▶ **WHAT YOU ARE ASKED TO DO**:
Rewrite the passage from "Some actions by" to "variety of issues.", changing "trifecta" to "hat trick".

Whatever government emerges will have a tough time satisfying voters’ expectations while coping with Italy’s real economic problems, including the largest public debt in the European Union and high youth unemployment. As Greece learned earlier, it’s one thing to rage against European rules; it’s a far different thing to try to buck them.

Italy now poses a major challenge to the European project, already badly battered by the Brexit vote in Britain and the illiberal drift of Poland, Hungary and other East and Central European countries. That promise of instability and uncertainty is no doubt being celebrated in the Kremlin. (Both the Five Star Movement and the League have argued against union sanctions on Russia.) Italy is not likely to quit the union or drop the euro, but a government hostile to both is a headache to Brussels and the deeper integration championed by President Emmanuel Macron of France and Chancellor Angela Merkel of Germany. They will now need to decide whether to press ahead or hold off a while.

Trump’s Tunnel Vision

Some actions by political leaders are capricious. Some can be shortsighted. And some are sheer lunkheaded. President Donald Trump hit the trifecta last week when he encouraged the House speaker, Rep. Paul Ryan, R-Wis., to scrap startup money for an additional rail tunnel between New York and New Jersey, a project essential to the economic health not only of those two states but of the entire country.

Worse yet, the president’s action bore no relation to objective analysis of the region’s infrastructure needs. Accounts in The Times and The Washington Post said he did it to spite the Senate Democratic leader, Chuck Schumer of New York, whose sin is failure to fall in lock step with Trump on a variety of issues.

This is foolishness. Republicans and Democrats alike broadly agree on the essentiality of the Gateway tunnel, described by many officials as the most urgently needed infrastructure project anywhere in the United States. It will not come cheap, with $11 billion required for the first phase and an estimated $19 billion more needed to finish the job. “People get frightened by the cost,” said John Banks, president of the Real Estate Board of New York. “But the alternative is worse."

Existing tunnels under the Hudson River are more than a century old and stressed by damage from Hurricane Sandy in 2012. Losing one of those tubes would greatly reduce train capacity, to devastating effect. With the metro region said to account for about 10 percent of the national economy, it doesn’t take a seer to appreciate that such a blow would be, to borrow from Trump when he’s in high dudgeon, a disaster.

▶ **SUPPLIED ENTRIES**:
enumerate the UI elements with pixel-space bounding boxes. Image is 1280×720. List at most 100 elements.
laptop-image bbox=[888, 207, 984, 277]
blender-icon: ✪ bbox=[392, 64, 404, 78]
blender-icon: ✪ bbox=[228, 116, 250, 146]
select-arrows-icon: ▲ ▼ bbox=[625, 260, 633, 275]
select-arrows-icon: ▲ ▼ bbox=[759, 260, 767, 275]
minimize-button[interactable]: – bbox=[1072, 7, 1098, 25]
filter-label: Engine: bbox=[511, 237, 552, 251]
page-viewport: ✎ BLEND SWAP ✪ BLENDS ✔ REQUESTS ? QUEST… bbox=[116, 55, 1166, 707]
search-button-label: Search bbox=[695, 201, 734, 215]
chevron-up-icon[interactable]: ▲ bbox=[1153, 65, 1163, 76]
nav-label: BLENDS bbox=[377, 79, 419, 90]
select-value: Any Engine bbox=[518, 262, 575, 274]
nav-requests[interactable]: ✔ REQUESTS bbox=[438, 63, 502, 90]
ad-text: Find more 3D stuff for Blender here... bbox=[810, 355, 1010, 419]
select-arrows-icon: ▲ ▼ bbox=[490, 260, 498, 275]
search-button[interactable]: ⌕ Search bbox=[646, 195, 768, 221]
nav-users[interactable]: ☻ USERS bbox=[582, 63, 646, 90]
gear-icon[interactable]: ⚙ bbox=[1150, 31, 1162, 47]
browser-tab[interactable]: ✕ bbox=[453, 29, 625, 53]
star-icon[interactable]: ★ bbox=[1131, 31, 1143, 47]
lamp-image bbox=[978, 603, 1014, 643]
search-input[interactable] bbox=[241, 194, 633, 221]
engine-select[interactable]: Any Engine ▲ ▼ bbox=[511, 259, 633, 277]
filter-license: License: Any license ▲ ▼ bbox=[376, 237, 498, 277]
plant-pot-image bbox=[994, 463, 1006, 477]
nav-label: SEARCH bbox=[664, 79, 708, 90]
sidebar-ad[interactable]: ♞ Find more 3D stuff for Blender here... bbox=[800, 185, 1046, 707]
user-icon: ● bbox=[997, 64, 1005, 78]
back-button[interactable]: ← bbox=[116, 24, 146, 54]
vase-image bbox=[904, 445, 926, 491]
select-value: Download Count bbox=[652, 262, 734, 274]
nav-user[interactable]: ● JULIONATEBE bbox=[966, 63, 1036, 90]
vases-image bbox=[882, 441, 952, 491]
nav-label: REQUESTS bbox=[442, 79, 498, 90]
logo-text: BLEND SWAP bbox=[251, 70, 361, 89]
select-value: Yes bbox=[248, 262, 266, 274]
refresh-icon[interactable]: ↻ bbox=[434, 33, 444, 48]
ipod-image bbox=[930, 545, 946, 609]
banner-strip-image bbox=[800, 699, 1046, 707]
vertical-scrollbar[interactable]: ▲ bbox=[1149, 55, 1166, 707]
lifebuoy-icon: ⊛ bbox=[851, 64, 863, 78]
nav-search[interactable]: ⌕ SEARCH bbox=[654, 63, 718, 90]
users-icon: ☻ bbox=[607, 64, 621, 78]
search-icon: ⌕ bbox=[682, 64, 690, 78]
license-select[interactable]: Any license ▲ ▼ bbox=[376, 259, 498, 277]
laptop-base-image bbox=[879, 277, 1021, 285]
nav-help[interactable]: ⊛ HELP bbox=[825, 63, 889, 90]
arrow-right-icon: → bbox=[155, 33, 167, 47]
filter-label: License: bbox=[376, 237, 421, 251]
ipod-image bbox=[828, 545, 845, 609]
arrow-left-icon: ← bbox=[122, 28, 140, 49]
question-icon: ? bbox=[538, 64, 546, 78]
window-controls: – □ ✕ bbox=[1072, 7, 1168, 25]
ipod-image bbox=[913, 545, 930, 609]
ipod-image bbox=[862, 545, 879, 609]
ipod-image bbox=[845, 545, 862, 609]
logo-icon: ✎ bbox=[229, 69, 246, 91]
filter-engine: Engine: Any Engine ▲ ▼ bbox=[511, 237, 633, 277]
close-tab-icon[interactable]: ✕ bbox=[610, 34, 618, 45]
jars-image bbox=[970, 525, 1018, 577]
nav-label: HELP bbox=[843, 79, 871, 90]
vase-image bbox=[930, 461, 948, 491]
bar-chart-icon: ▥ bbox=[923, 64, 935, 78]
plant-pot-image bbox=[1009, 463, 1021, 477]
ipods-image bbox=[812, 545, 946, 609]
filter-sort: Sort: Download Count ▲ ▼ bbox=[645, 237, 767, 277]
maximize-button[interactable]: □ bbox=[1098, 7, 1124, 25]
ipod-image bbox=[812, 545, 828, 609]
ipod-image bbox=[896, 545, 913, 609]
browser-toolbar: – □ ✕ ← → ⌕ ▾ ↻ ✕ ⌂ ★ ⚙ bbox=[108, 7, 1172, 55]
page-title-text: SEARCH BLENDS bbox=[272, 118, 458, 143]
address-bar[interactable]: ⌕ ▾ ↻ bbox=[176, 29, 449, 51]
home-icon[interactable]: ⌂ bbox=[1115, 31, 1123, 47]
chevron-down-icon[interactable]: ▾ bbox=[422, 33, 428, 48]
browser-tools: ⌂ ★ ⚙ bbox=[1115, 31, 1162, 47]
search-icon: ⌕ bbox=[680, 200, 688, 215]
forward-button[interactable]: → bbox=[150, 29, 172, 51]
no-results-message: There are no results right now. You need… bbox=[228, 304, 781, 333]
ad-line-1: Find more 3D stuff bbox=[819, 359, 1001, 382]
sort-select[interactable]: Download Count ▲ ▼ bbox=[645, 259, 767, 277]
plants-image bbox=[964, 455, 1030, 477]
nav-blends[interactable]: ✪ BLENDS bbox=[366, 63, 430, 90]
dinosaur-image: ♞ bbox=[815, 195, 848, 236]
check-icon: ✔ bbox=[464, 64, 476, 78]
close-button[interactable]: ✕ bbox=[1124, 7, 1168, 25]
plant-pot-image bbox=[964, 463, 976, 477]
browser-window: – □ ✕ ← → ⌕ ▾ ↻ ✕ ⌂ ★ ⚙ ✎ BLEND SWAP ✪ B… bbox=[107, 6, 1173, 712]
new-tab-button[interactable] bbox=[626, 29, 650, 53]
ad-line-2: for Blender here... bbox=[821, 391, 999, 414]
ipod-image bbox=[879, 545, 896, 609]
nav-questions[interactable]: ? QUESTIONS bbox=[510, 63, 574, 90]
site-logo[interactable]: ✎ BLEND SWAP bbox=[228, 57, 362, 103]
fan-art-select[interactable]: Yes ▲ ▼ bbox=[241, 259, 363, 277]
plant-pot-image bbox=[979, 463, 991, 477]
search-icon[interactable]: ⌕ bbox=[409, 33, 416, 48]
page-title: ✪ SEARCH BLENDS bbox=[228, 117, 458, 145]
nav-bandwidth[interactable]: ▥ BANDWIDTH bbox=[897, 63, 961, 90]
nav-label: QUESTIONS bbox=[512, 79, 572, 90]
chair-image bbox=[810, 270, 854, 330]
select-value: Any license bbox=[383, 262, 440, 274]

▶ **OUTPUT OF THE TASK**:
Some actions by political leaders are capricious. Some can be shortsighted. And some are sheer lunkheaded. President Donald Trump hit the hat trick last week when he encouraged the House speaker, Rep. Paul Ryan, R-Wis., to scrap startup money for an additional rail tunnel between New York and New Jersey, a project essential to the economic health not only of those two states but of the entire country.

Worse yet, the president’s action bore no relation to objective analysis of the region’s infrastructure needs. Accounts in The Times and The Washington Post said he did it to spite the Senate Democratic leader, Chuck Schumer of New York, whose sin is failure to fall in lock step with Trump on a variety of issues.